- _Short task_: Locate each line with the string "this" in the listing below and copy it.

- _Exercise material_:
----
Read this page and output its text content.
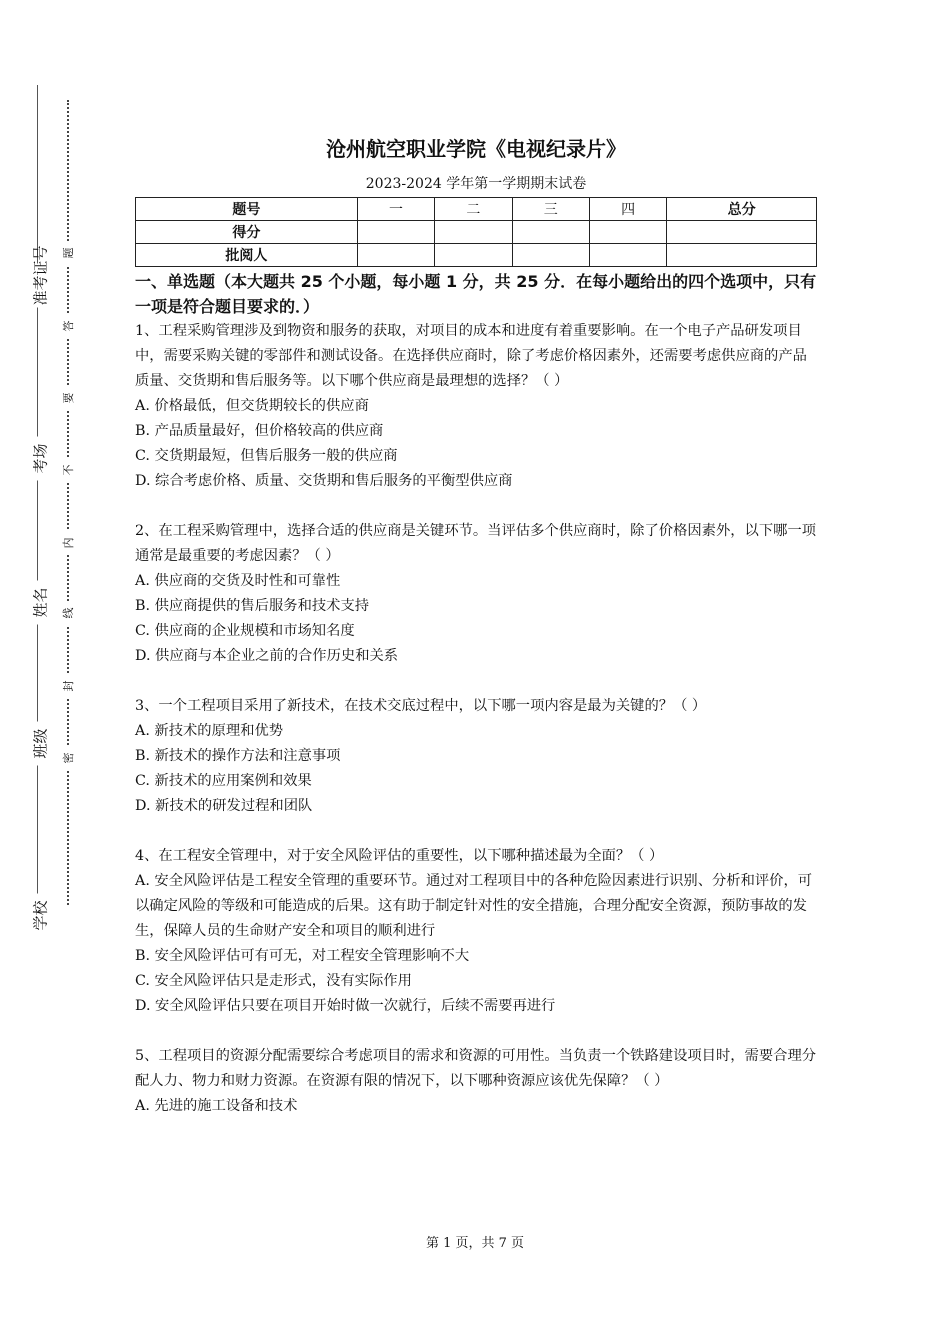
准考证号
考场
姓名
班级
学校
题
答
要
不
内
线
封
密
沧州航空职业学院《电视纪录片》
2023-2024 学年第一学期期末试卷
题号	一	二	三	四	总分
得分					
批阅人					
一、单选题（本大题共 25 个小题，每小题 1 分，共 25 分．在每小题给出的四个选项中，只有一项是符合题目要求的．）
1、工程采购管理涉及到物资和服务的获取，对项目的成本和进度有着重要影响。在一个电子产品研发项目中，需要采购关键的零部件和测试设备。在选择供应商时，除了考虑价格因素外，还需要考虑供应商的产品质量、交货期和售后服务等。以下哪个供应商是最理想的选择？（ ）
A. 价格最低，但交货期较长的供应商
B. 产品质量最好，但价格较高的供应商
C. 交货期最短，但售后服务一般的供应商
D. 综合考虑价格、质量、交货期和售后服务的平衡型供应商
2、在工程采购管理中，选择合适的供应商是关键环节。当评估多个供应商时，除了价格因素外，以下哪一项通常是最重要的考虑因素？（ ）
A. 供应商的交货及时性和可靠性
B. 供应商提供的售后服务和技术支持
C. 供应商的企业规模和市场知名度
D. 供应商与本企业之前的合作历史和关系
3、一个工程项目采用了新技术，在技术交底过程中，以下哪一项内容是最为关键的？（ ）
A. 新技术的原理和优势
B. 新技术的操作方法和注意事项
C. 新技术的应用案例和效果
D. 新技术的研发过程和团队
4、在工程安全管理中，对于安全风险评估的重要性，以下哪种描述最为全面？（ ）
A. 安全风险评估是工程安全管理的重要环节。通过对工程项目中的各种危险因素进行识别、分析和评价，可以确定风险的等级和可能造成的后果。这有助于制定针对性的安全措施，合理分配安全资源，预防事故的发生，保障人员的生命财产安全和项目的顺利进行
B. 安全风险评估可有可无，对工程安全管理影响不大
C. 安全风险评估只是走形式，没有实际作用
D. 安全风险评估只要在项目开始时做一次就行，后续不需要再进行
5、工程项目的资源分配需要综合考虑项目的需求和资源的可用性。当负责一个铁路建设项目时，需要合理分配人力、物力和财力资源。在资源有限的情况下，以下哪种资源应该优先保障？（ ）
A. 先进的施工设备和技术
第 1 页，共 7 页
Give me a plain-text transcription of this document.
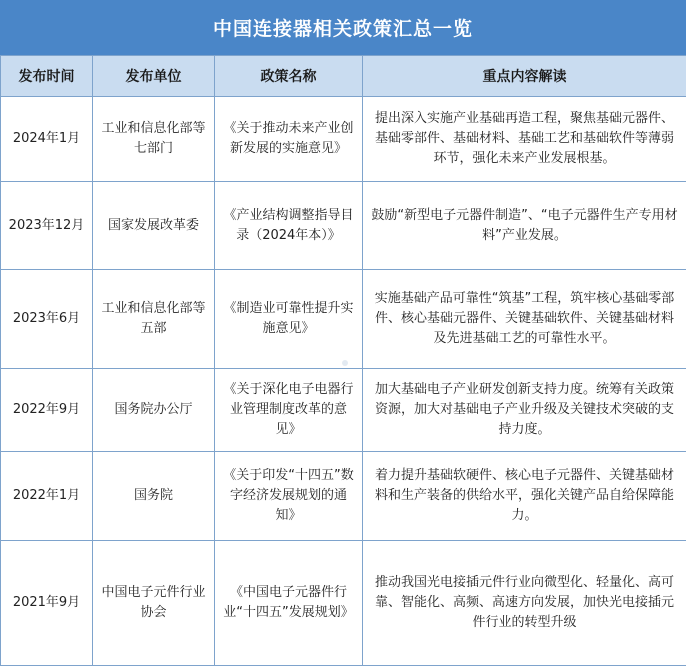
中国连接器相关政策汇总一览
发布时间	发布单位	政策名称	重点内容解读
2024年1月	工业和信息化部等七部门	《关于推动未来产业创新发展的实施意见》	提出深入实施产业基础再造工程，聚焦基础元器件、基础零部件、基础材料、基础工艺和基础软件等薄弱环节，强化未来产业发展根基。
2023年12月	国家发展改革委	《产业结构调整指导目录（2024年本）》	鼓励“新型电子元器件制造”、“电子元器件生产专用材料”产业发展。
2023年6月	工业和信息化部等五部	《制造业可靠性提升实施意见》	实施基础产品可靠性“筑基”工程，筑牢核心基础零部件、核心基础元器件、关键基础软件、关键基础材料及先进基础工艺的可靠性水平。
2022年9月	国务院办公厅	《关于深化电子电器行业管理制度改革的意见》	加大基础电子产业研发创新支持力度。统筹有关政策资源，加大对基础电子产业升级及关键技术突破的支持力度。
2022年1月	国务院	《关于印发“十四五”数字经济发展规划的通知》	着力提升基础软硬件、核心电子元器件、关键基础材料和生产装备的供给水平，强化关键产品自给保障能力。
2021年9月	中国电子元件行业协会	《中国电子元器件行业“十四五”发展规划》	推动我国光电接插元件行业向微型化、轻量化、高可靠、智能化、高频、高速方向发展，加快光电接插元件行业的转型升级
----
- _Correct output_:
Read this page and output its text content.
Give me a plain-text transcription of this document.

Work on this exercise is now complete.